Go through the listing and pick out each line with the word "before" in it.

- A run of records
—————
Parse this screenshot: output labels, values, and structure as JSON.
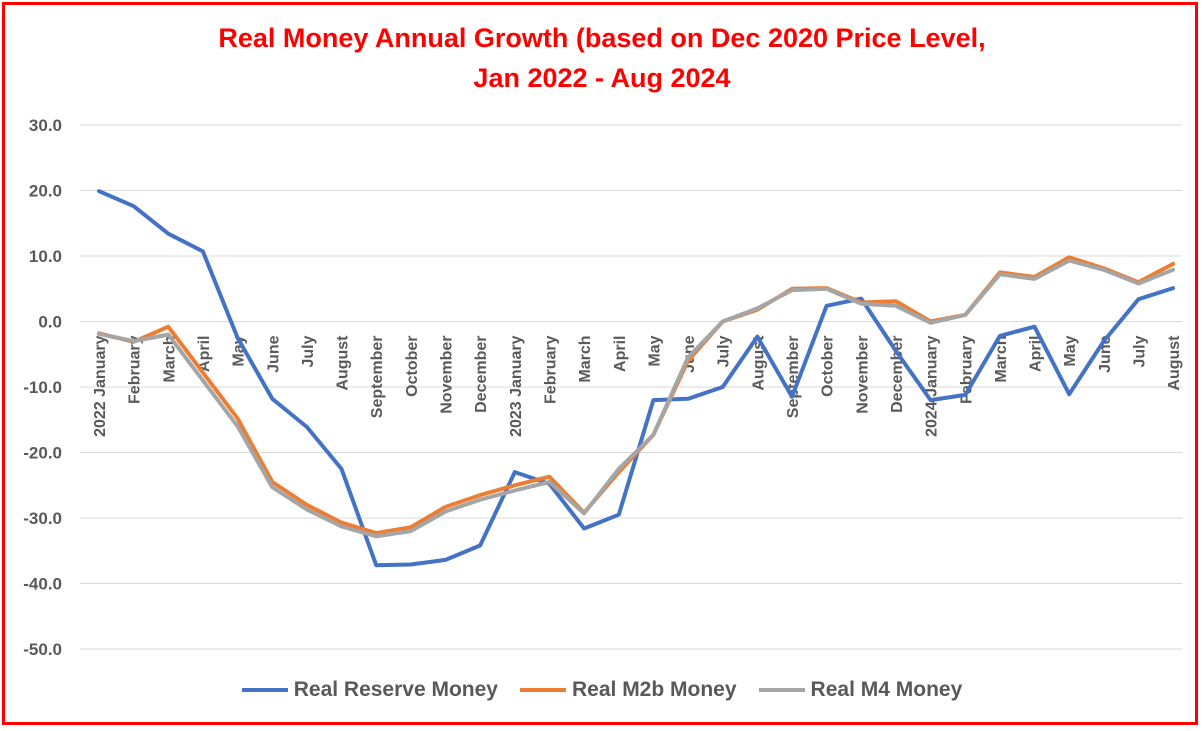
{
  "chart_data": {
    "type": "line",
    "title_lines": [
      "Real Money Annual Growth (based on Dec 2020 Price Level,",
      "Jan 2022 - Aug 2024"
    ],
    "xlabel": "",
    "ylabel": "",
    "ylim": [
      -50,
      30
    ],
    "yticks": [
      "30.0",
      "20.0",
      "10.0",
      "0.0",
      "-10.0",
      "-20.0",
      "-30.0",
      "-40.0",
      "-50.0"
    ],
    "ytick_values": [
      30,
      20,
      10,
      0,
      -10,
      -20,
      -30,
      -40,
      -50
    ],
    "grid": true,
    "legend_position": "bottom",
    "categories": [
      "2022 January",
      "February",
      "March",
      "April",
      "May",
      "June",
      "July",
      "August",
      "September",
      "October",
      "November",
      "December",
      "2023 January",
      "February",
      "March",
      "April",
      "May",
      "June",
      "July",
      "August",
      "September",
      "October",
      "November",
      "December",
      "2024 January",
      "February",
      "March",
      "April",
      "May",
      "June",
      "July",
      "August"
    ],
    "series": [
      {
        "name": "Real Reserve Money",
        "color": "#4472c4",
        "values": [
          19.9,
          17.6,
          13.4,
          10.7,
          -2.5,
          -11.8,
          -16.1,
          -22.5,
          -37.2,
          -37.1,
          -36.4,
          -34.2,
          -23.0,
          -24.8,
          -31.6,
          -29.5,
          -12.0,
          -11.8,
          -10.0,
          -2.3,
          -11.5,
          2.4,
          3.5,
          -4.5,
          -12.0,
          -11.2,
          -2.2,
          -0.8,
          -11.1,
          -3.0,
          3.4,
          5.1
        ]
      },
      {
        "name": "Real M2b Money",
        "color": "#ed7d31",
        "values": [
          -1.8,
          -3.1,
          -0.8,
          -7.8,
          -14.8,
          -24.5,
          -28.0,
          -30.7,
          -32.3,
          -31.4,
          -28.3,
          -26.5,
          -25.0,
          -23.7,
          -29.2,
          -23.0,
          -17.3,
          -6.0,
          0.0,
          1.8,
          5.0,
          5.1,
          2.9,
          3.1,
          0.0,
          1.0,
          7.5,
          6.8,
          9.8,
          8.1,
          6.0,
          8.8
        ]
      },
      {
        "name": "Real M4 Money",
        "color": "#a5a5a5",
        "values": [
          -1.9,
          -3.0,
          -2.0,
          -9.0,
          -16.0,
          -25.3,
          -28.7,
          -31.3,
          -32.8,
          -32.0,
          -29.0,
          -27.2,
          -25.8,
          -24.5,
          -29.3,
          -22.5,
          -17.3,
          -5.5,
          0.0,
          2.0,
          4.8,
          5.0,
          2.7,
          2.4,
          -0.2,
          1.0,
          7.2,
          6.5,
          9.3,
          7.9,
          5.8,
          7.9
        ]
      }
    ]
  }
}
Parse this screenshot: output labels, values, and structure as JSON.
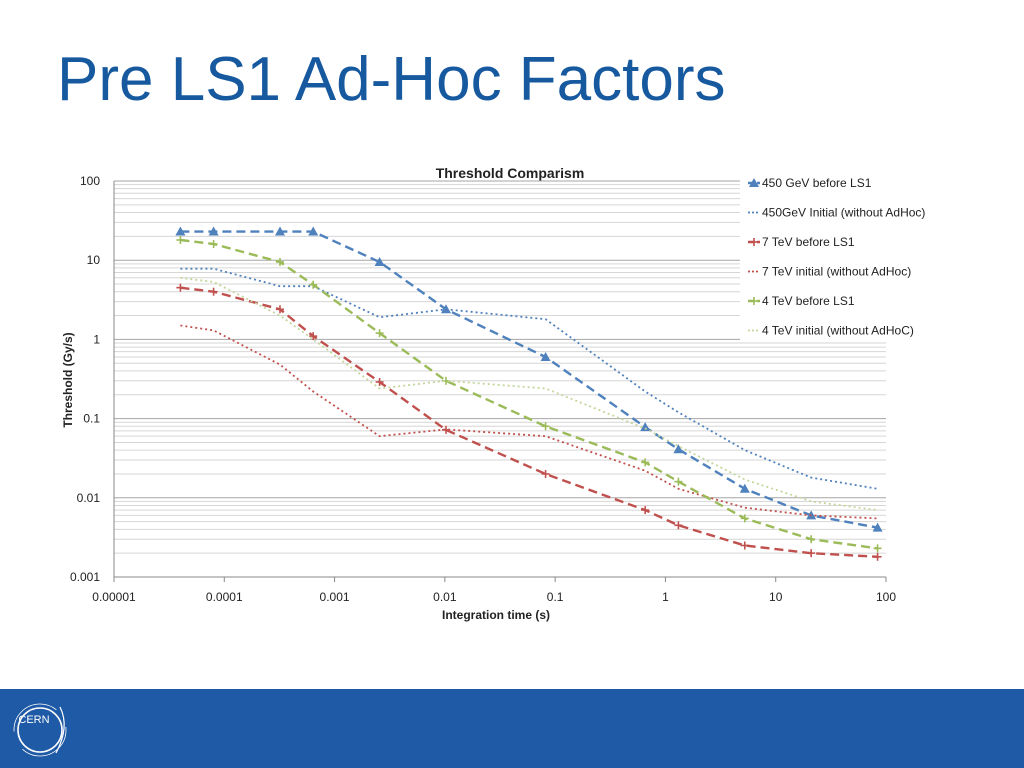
{
  "slide": {
    "title": "Pre LS1 Ad-Hoc Factors",
    "logo_text": "CERN",
    "footer_color": "#1f5aa6",
    "title_color": "#17599f"
  },
  "chart_data": {
    "type": "line",
    "title": "Threshold Comparism",
    "xlabel": "Integration time (s)",
    "ylabel": "Threshold (Gy/s)",
    "x_scale": "log",
    "y_scale": "log",
    "xlim": [
      1e-05,
      100
    ],
    "ylim": [
      0.001,
      100
    ],
    "x_ticks": [
      "0.00001",
      "0.0001",
      "0.001",
      "0.01",
      "0.1",
      "1",
      "10",
      "100"
    ],
    "y_ticks": [
      "0.001",
      "0.01",
      "0.1",
      "1",
      "10",
      "100"
    ],
    "grid": true,
    "legend_position": "right",
    "series": [
      {
        "name": "450 GeV before LS1",
        "color": "#4f81bd",
        "line": "dashed",
        "marker": "triangle",
        "x": [
          4e-05,
          8e-05,
          0.00032,
          0.00064,
          0.00256,
          0.01024,
          0.08192,
          0.655,
          1.311,
          5.243,
          20.97,
          83.89
        ],
        "y": [
          23,
          23,
          23,
          23,
          9.5,
          2.4,
          0.6,
          0.078,
          0.041,
          0.013,
          0.006,
          0.0042
        ]
      },
      {
        "name": "450GeV Initial (without AdHoc)",
        "color": "#4f81bd",
        "line": "dotted",
        "marker": "none",
        "x": [
          4e-05,
          8e-05,
          0.00032,
          0.00064,
          0.00256,
          0.01024,
          0.08192,
          0.655,
          1.311,
          5.243,
          20.97,
          83.89
        ],
        "y": [
          7.8,
          7.8,
          4.7,
          4.7,
          1.9,
          2.4,
          1.8,
          0.22,
          0.12,
          0.04,
          0.018,
          0.013
        ]
      },
      {
        "name": "7 TeV before LS1",
        "color": "#c0504d",
        "line": "dashed",
        "marker": "plus",
        "x": [
          4e-05,
          8e-05,
          0.00032,
          0.00064,
          0.00256,
          0.01024,
          0.08192,
          0.655,
          1.311,
          5.243,
          20.97,
          83.89
        ],
        "y": [
          4.5,
          4.0,
          2.4,
          1.1,
          0.29,
          0.072,
          0.02,
          0.007,
          0.0045,
          0.0025,
          0.002,
          0.0018
        ]
      },
      {
        "name": "7 TeV initial (without AdHoc)",
        "color": "#c0504d",
        "line": "dotted",
        "marker": "none",
        "x": [
          4e-05,
          8e-05,
          0.00032,
          0.00064,
          0.00256,
          0.01024,
          0.08192,
          0.655,
          1.311,
          5.243,
          20.97,
          83.89
        ],
        "y": [
          1.5,
          1.3,
          0.48,
          0.22,
          0.06,
          0.073,
          0.06,
          0.022,
          0.013,
          0.0075,
          0.006,
          0.0055
        ]
      },
      {
        "name": "4 TeV before LS1",
        "color": "#9bbb59",
        "line": "dashed",
        "marker": "plus",
        "x": [
          4e-05,
          8e-05,
          0.00032,
          0.00064,
          0.00256,
          0.01024,
          0.08192,
          0.655,
          1.311,
          5.243,
          20.97,
          83.89
        ],
        "y": [
          18,
          16,
          9.5,
          4.9,
          1.2,
          0.3,
          0.08,
          0.028,
          0.016,
          0.0055,
          0.003,
          0.0023
        ]
      },
      {
        "name": "4 TeV initial (without AdHoC)",
        "color": "#c3d69b",
        "line": "dotted",
        "marker": "none",
        "x": [
          4e-05,
          8e-05,
          0.00032,
          0.00064,
          0.00256,
          0.01024,
          0.08192,
          0.655,
          1.311,
          5.243,
          20.97,
          83.89
        ],
        "y": [
          6.0,
          5.3,
          2.0,
          1.0,
          0.24,
          0.3,
          0.24,
          0.075,
          0.045,
          0.017,
          0.009,
          0.007
        ]
      }
    ]
  }
}
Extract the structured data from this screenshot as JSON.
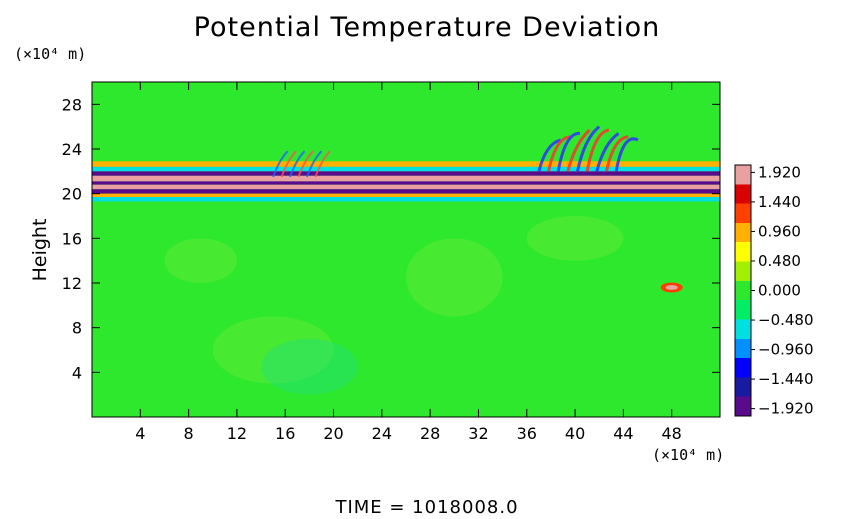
{
  "chart_data": {
    "type": "heatmap",
    "title": "Potential Temperature Deviation",
    "ylabel": "Height",
    "y_unit": "(×10⁴ m)",
    "x_unit": "(×10⁴ m)",
    "footer": "TIME = 1018008.0",
    "x_range": [
      0,
      52
    ],
    "y_range": [
      0,
      30
    ],
    "x_ticks": [
      4,
      8,
      12,
      16,
      20,
      24,
      28,
      32,
      36,
      40,
      44,
      48
    ],
    "y_ticks": [
      4,
      8,
      12,
      16,
      20,
      24,
      28
    ],
    "colorbar": {
      "min": -2.04,
      "max": 2.04,
      "ticks": [
        1.92,
        1.44,
        0.96,
        0.48,
        0.0,
        -0.48,
        -0.96,
        -1.44,
        -1.92
      ],
      "tick_labels": [
        "1.920",
        "1.440",
        "0.960",
        "0.480",
        "0.000",
        "−0.480",
        "−0.960",
        "−1.440",
        "−1.920"
      ],
      "colors": [
        "#5a0a8c",
        "#1a1aa0",
        "#0000ff",
        "#0090ff",
        "#00e0e0",
        "#00ee66",
        "#2ee82e",
        "#a0f000",
        "#ffff00",
        "#ffb000",
        "#ff4000",
        "#d80000",
        "#e8a0a0"
      ]
    },
    "background_value": 0.0,
    "features": [
      {
        "name": "upper warm layer",
        "y": 22.5,
        "value": 1.2
      },
      {
        "name": "mid band",
        "y": 21.0,
        "value": 2.0
      },
      {
        "name": "lower cold band",
        "y": 20.2,
        "value": -1.9
      },
      {
        "name": "wave packet",
        "x": [
          38,
          44
        ],
        "y": [
          22,
          26
        ],
        "value": 1.5
      },
      {
        "name": "small warm patch",
        "x": 48,
        "y": 11.5,
        "value": 1.3
      }
    ]
  }
}
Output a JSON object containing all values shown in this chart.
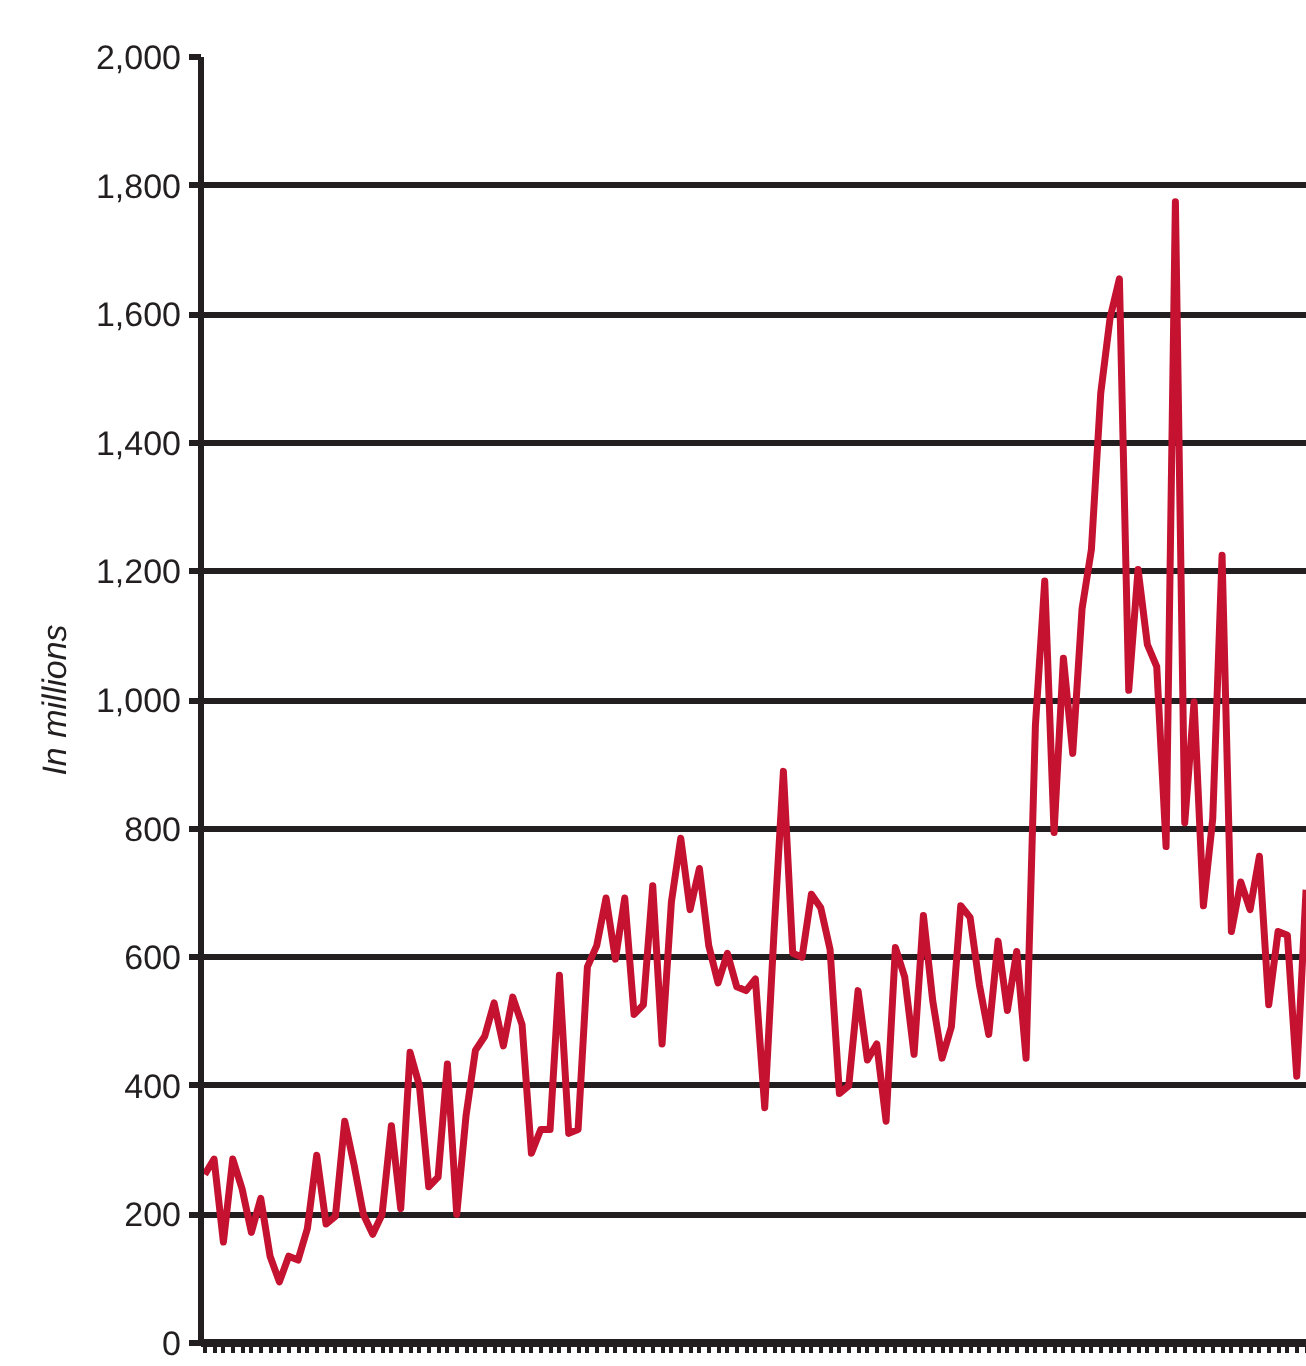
—————
- EXERCISE ANSWER
        "name": "450 GeV before LS1",
        "name": "7 TeV before LS1",
        "name": "4 TeV before LS1",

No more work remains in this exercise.